Requirement.
Rewrite every line of the material below as a JSON list of strings, one string per line, skipping blank lines and leaving the pictures out.

▼

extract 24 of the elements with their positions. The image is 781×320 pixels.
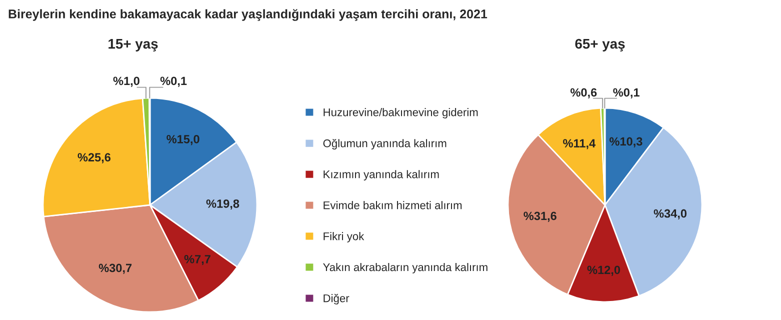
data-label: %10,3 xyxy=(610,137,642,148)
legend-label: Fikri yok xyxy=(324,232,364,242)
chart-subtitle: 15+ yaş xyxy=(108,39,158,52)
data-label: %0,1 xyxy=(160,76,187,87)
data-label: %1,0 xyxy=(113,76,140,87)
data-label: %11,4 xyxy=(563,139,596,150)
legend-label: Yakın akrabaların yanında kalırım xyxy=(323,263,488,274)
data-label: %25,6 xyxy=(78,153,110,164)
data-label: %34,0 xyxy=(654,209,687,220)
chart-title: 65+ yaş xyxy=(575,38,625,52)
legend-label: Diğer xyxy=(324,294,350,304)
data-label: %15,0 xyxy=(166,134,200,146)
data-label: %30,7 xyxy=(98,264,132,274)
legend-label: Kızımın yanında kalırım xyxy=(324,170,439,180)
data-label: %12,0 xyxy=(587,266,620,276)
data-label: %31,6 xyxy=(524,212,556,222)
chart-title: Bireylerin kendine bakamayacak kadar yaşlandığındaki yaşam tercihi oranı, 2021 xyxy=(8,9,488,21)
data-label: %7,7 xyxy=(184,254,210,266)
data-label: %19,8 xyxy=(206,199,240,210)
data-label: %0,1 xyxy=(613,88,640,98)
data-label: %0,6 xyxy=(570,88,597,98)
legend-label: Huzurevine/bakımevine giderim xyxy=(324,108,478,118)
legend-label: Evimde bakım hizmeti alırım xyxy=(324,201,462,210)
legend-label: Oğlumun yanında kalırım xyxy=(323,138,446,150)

▲

The solution.
[
  "extract 24 of the elements with their positions. The image is 781×320 pixels.",
  "data-label: %10,3 xyxy=(610,137,642,148)",
  "legend-label: Fikri yok xyxy=(324,232,364,242)",
  "chart-subtitle: 15+ yaş xyxy=(108,39,158,52)",
  "data-label: %0,1 xyxy=(160,76,187,87)",
  "data-label: %1,0 xyxy=(113,76,140,87)",
  "data-label: %11,4 xyxy=(563,139,596,150)",
  "legend-label: Yakın akrabaların yanında kalırım xyxy=(323,263,488,274)",
  "data-label: %25,6 xyxy=(78,153,110,164)",
  "data-label: %34,0 xyxy=(654,209,687,220)",
  "chart-title: 65+ yaş xyxy=(575,38,625,52)",
  "legend-label: Diğer xyxy=(324,294,350,304)",
  "data-label: %15,0 xyxy=(166,134,200,146)",
  "data-label: %30,7 xyxy=(98,264,132,274)",
  "legend-label: Kızımın yanında kalırım xyxy=(324,170,439,180)",
  "data-label: %12,0 xyxy=(587,266,620,276)",
  "data-label: %31,6 xyxy=(524,212,556,222)",
  "chart-title: Bireylerin kendine bakamayacak kadar yaşlandığındaki yaşam tercihi oranı, 2021 xyxy=(8,9,488,21)",
  "data-label: %7,7 xyxy=(184,254,210,266)",
  "data-label: %19,8 xyxy=(206,199,240,210)",
  "data-label: %0,1 xyxy=(613,88,640,98)",
  "data-label: %0,6 xyxy=(570,88,597,98)",
  "legend-label: Huzurevine/bakımevine giderim xyxy=(324,108,478,118)",
  "legend-label: Evimde bakım hizmeti alırım xyxy=(324,201,462,210)",
  "legend-label: Oğlumun yanında kalırım xyxy=(323,138,446,150)"
]